====== Material provided

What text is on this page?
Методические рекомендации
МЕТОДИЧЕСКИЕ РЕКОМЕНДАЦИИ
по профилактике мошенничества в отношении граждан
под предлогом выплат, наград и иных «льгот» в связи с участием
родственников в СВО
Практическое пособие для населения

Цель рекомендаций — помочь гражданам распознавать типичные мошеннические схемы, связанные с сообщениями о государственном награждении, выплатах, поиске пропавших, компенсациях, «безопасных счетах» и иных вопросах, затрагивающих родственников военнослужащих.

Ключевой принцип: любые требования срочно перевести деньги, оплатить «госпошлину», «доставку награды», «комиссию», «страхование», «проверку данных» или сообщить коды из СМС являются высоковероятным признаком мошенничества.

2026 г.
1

============

[Required task] Print again each line of the listing above, exactly as it appears.

[Full response]
What text is on this page?
Методические рекомендации
МЕТОДИЧЕСКИЕ РЕКОМЕНДАЦИИ
по профилактике мошенничества в отношении граждан
под предлогом выплат, наград и иных «льгот» в связи с участием
родственников в СВО
Практическое пособие для населения

Цель рекомендаций — помочь гражданам распознавать типичные мошеннические схемы, связанные с сообщениями о государственном награждении, выплатах, поиске пропавших, компенсациях, «безопасных счетах» и иных вопросах, затрагивающих родственников военнослужащих.

Ключевой принцип: любые требования срочно перевести деньги, оплатить «госпошлину», «доставку награды», «комиссию», «страхование», «проверку данных» или сообщить коды из СМС являются высоковероятным признаком мошенничества.

2026 г.
1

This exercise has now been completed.